### [Exercise]
A faithful transcription of all the data is required.

※ ※ ※

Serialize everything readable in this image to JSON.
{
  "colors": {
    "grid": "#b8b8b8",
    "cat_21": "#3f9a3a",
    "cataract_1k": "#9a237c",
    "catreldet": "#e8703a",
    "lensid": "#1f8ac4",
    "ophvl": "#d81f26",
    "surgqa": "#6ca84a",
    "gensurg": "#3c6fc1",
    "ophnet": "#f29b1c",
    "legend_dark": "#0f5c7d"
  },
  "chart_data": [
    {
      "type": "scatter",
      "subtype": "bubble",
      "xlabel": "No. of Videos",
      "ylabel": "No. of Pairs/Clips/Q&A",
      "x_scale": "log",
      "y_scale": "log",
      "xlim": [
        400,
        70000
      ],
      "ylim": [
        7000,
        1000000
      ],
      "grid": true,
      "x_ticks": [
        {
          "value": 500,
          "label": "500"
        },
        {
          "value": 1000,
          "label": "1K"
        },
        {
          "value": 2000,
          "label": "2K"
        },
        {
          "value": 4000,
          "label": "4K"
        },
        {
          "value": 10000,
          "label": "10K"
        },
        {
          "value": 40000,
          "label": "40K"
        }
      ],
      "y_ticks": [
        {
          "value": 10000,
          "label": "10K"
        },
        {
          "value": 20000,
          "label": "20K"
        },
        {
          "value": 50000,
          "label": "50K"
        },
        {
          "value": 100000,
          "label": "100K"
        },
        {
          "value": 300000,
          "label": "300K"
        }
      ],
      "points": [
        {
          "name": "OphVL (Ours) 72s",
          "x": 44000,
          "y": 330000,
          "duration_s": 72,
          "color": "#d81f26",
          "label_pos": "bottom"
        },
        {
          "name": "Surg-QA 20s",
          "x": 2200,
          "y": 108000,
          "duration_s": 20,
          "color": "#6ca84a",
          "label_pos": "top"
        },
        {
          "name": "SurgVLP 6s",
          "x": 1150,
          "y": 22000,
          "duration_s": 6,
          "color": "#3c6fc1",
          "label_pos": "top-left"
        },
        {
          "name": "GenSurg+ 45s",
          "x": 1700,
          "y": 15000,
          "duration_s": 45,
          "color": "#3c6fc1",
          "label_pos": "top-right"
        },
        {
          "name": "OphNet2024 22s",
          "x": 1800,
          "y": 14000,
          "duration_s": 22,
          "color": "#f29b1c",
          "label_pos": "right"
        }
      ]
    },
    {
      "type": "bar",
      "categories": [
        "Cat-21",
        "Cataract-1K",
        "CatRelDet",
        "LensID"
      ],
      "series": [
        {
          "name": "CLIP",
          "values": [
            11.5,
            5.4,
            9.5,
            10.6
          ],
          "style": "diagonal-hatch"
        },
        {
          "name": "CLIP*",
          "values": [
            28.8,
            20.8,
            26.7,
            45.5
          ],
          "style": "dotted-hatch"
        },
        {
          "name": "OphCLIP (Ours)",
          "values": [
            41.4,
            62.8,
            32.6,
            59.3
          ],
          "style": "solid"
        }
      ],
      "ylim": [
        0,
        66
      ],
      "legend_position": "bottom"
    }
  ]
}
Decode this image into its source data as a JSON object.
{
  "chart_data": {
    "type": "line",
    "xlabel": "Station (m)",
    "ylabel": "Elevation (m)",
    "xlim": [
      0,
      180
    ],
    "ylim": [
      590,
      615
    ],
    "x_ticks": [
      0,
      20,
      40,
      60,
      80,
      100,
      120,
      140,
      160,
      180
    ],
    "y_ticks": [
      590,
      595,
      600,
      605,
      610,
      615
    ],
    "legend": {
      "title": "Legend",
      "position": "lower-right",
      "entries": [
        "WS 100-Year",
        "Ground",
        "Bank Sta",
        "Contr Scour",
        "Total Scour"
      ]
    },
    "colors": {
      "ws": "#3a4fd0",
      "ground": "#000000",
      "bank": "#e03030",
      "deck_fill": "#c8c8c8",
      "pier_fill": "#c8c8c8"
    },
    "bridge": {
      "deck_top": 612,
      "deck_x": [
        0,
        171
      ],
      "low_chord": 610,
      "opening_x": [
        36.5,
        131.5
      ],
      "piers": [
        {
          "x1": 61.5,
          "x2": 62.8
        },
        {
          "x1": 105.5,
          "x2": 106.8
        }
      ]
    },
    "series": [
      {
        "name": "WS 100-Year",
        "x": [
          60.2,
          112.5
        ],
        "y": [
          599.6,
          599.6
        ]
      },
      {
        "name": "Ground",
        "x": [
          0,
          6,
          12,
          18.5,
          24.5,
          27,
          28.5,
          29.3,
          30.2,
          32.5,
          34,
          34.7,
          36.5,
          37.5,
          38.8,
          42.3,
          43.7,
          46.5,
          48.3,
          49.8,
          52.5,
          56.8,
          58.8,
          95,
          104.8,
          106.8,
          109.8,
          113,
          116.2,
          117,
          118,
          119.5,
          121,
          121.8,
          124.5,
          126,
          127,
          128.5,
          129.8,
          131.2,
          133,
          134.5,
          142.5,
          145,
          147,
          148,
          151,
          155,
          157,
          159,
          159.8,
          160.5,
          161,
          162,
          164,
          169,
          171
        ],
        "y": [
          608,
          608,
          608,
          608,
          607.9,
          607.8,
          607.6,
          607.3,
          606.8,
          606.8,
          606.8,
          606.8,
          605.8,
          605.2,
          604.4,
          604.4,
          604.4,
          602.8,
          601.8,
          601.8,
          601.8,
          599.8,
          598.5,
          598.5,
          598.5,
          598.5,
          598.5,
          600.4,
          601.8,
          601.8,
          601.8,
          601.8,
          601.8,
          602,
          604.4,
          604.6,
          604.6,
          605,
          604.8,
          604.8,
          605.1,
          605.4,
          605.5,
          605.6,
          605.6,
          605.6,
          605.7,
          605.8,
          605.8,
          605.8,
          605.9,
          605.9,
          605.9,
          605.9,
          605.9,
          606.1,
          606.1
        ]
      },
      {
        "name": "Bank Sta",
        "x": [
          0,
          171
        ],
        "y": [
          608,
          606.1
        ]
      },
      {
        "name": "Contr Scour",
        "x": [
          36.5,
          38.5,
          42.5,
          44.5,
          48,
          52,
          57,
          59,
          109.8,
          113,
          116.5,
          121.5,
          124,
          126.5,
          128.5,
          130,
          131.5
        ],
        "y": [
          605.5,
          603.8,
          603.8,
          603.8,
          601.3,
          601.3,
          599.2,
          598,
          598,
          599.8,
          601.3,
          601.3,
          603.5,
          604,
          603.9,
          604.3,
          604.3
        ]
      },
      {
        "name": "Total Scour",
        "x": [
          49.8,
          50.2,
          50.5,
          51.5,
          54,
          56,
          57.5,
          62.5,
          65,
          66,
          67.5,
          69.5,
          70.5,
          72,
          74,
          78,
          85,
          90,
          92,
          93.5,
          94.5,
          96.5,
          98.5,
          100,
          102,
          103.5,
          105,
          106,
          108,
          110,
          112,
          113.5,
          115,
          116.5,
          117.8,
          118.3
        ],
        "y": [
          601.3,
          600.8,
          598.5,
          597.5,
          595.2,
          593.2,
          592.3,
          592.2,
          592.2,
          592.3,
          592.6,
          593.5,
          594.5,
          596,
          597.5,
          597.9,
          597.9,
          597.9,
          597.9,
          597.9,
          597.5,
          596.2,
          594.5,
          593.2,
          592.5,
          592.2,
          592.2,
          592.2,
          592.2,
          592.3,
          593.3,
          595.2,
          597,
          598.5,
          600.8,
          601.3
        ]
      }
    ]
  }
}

※ ※ ※

### [Result]
Serialize everything readable in this image to JSON.
{
  "colors": {
    "grid": "#b8b8b8",
    "cat_21": "#3f9a3a",
    "cataract_1k": "#9a237c",
    "catreldet": "#e8703a",
    "lensid": "#1f8ac4",
    "ophvl": "#d81f26",
    "surgqa": "#6ca84a",
    "gensurg": "#3c6fc1",
    "ophnet": "#f29b1c",
    "legend_dark": "#0f5c7d"
  },
  "chart_data": [
    {
      "type": "scatter",
      "subtype": "bubble",
      "xlabel": "No. of Videos",
      "ylabel": "No. of Pairs/Clips/Q&A",
      "x_scale": "log",
      "y_scale": "log",
      "xlim": [
        400,
        70000
      ],
      "ylim": [
        7000,
        1000000
      ],
      "grid": true,
      "x_ticks": [
        {
          "value": 500,
          "label": "500"
        },
        {
          "value": 1000,
          "label": "1K"
        },
        {
          "value": 2000,
          "label": "2K"
        },
        {
          "value": 4000,
          "label": "4K"
        },
        {
          "value": 10000,
          "label": "10K"
        },
        {
          "value": 40000,
          "label": "40K"
        }
      ],
      "y_ticks": [
        {
          "value": 10000,
          "label": "10K"
        },
        {
          "value": 20000,
          "label": "20K"
        },
        {
          "value": 50000,
          "label": "50K"
        },
        {
          "value": 100000,
          "label": "100K"
        },
        {
          "value": 300000,
          "label": "300K"
        }
      ],
      "points": [
        {
          "name": "OphVL (Ours) 72s",
          "x": 44000,
          "y": 330000,
          "duration_s": 72,
          "color": "#d81f26",
          "label_pos": "bottom"
        },
        {
          "name": "Surg-QA 20s",
          "x": 2200,
          "y": 108000,
          "duration_s": 20,
          "color": "#6ca84a",
          "label_pos": "top"
        },
        {
          "name": "SurgVLP 6s",
          "x": 1150,
          "y": 22000,
          "duration_s": 6,
          "color": "#3c6fc1",
          "label_pos": "top-left"
        },
        {
          "name": "GenSurg+ 45s",
          "x": 1700,
          "y": 15000,
          "duration_s": 45,
          "color": "#3c6fc1",
          "label_pos": "top-right"
        },
        {
          "name": "OphNet2024 22s",
          "x": 1800,
          "y": 14000,
          "duration_s": 22,
          "color": "#f29b1c",
          "label_pos": "right"
        }
      ]
    },
    {
      "type": "bar",
      "categories": [
        "Cat-21",
        "Cataract-1K",
        "CatRelDet",
        "LensID"
      ],
      "series": [
        {
          "name": "CLIP",
          "values": [
            11.5,
            5.4,
            9.5,
            10.6
          ],
          "style": "diagonal-hatch"
        },
        {
          "name": "CLIP*",
          "values": [
            28.8,
            20.8,
            26.7,
            45.5
          ],
          "style": "dotted-hatch"
        },
        {
          "name": "OphCLIP (Ours)",
          "values": [
            41.4,
            62.8,
            32.6,
            59.3
          ],
          "style": "solid"
        }
      ],
      "ylim": [
        0,
        66
      ],
      "legend_position": "bottom"
    }
  ]
}
Decode this image into its source data as a JSON object.
{
  "chart_data": {
    "type": "line",
    "xlabel": "Station (m)",
    "ylabel": "Elevation (m)",
    "xlim": [
      0,
      180
    ],
    "ylim": [
      590,
      615
    ],
    "x_ticks": [
      0,
      20,
      40,
      60,
      80,
      100,
      120,
      140,
      160,
      180
    ],
    "y_ticks": [
      590,
      595,
      600,
      605,
      610,
      615
    ],
    "legend": {
      "title": "Legend",
      "position": "lower-right",
      "entries": [
        "WS 100-Year",
        "Ground",
        "Bank Sta",
        "Contr Scour",
        "Total Scour"
      ]
    },
    "colors": {
      "ws": "#3a4fd0",
      "ground": "#000000",
      "bank": "#e03030",
      "deck_fill": "#c8c8c8",
      "pier_fill": "#c8c8c8"
    },
    "bridge": {
      "deck_top": 612,
      "deck_x": [
        0,
        171
      ],
      "low_chord": 610,
      "opening_x": [
        36.5,
        131.5
      ],
      "piers": [
        {
          "x1": 61.5,
          "x2": 62.8
        },
        {
          "x1": 105.5,
          "x2": 106.8
        }
      ]
    },
    "series": [
      {
        "name": "WS 100-Year",
        "x": [
          60.2,
          112.5
        ],
        "y": [
          599.6,
          599.6
        ]
      },
      {
        "name": "Ground",
        "x": [
          0,
          6,
          12,
          18.5,
          24.5,
          27,
          28.5,
          29.3,
          30.2,
          32.5,
          34,
          34.7,
          36.5,
          37.5,
          38.8,
          42.3,
          43.7,
          46.5,
          48.3,
          49.8,
          52.5,
          56.8,
          58.8,
          95,
          104.8,
          106.8,
          109.8,
          113,
          116.2,
          117,
          118,
          119.5,
          121,
          121.8,
          124.5,
          126,
          127,
          128.5,
          129.8,
          131.2,
          133,
          134.5,
          142.5,
          145,
          147,
          148,
          151,
          155,
          157,
          159,
          159.8,
          160.5,
          161,
          162,
          164,
          169,
          171
        ],
        "y": [
          608,
          608,
          608,
          608,
          607.9,
          607.8,
          607.6,
          607.3,
          606.8,
          606.8,
          606.8,
          606.8,
          605.8,
          605.2,
          604.4,
          604.4,
          604.4,
          602.8,
          601.8,
          601.8,
          601.8,
          599.8,
          598.5,
          598.5,
          598.5,
          598.5,
          598.5,
          600.4,
          601.8,
          601.8,
          601.8,
          601.8,
          601.8,
          602,
          604.4,
          604.6,
          604.6,
          605,
          604.8,
          604.8,
          605.1,
          605.4,
          605.5,
          605.6,
          605.6,
          605.6,
          605.7,
          605.8,
          605.8,
          605.8,
          605.9,
          605.9,
          605.9,
          605.9,
          605.9,
          606.1,
          606.1
        ]
      },
      {
        "name": "Bank Sta",
        "x": [
          0,
          171
        ],
        "y": [
          608,
          606.1
        ]
      },
      {
        "name": "Contr Scour",
        "x": [
          36.5,
          38.5,
          42.5,
          44.5,
          48,
          52,
          57,
          59,
          109.8,
          113,
          116.5,
          121.5,
          124,
          126.5,
          128.5,
          130,
          131.5
        ],
        "y": [
          605.5,
          603.8,
          603.8,
          603.8,
          601.3,
          601.3,
          599.2,
          598,
          598,
          599.8,
          601.3,
          601.3,
          603.5,
          604,
          603.9,
          604.3,
          604.3
        ]
      },
      {
        "name": "Total Scour",
        "x": [
          49.8,
          50.2,
          50.5,
          51.5,
          54,
          56,
          57.5,
          62.5,
          65,
          66,
          67.5,
          69.5,
          70.5,
          72,
          74,
          78,
          85,
          90,
          92,
          93.5,
          94.5,
          96.5,
          98.5,
          100,
          102,
          103.5,
          105,
          106,
          108,
          110,
          112,
          113.5,
          115,
          116.5,
          117.8,
          118.3
        ],
        "y": [
          601.3,
          600.8,
          598.5,
          597.5,
          595.2,
          593.2,
          592.3,
          592.2,
          592.2,
          592.3,
          592.6,
          593.5,
          594.5,
          596,
          597.5,
          597.9,
          597.9,
          597.9,
          597.9,
          597.9,
          597.5,
          596.2,
          594.5,
          593.2,
          592.5,
          592.2,
          592.2,
          592.2,
          592.2,
          592.3,
          593.3,
          595.2,
          597,
          598.5,
          600.8,
          601.3
        ]
      }
    ]
  }
}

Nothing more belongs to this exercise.